**WRITTEN INSTRUCTION:** Search the records for "Imagen". Copy every line where it appears.

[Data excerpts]
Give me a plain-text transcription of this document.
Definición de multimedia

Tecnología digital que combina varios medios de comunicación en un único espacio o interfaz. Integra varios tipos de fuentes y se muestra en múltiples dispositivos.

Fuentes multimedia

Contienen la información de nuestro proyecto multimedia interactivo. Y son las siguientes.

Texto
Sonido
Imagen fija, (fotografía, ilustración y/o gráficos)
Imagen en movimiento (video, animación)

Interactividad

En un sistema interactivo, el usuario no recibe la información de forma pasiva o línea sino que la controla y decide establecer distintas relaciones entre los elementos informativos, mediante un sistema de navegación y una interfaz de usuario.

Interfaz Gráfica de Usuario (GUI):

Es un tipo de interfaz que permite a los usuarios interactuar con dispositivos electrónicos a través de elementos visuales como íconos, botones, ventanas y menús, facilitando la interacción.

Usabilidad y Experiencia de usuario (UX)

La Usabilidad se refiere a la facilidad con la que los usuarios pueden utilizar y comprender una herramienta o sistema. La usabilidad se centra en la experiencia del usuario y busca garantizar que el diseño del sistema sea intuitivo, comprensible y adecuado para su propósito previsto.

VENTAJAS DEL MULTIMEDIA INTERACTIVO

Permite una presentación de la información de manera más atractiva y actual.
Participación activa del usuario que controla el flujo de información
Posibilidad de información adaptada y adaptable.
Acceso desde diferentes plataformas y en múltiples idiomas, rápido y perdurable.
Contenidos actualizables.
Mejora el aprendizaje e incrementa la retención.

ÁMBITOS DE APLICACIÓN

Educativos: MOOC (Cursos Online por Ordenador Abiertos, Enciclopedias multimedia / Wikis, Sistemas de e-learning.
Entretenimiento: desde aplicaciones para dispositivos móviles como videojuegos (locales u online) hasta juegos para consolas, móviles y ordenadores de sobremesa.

**RESULT OF THIS EXERCISE:**
Imagen fija, (fotografía, ilustración y/o gráficos)
Imagen en movimiento (video, animación)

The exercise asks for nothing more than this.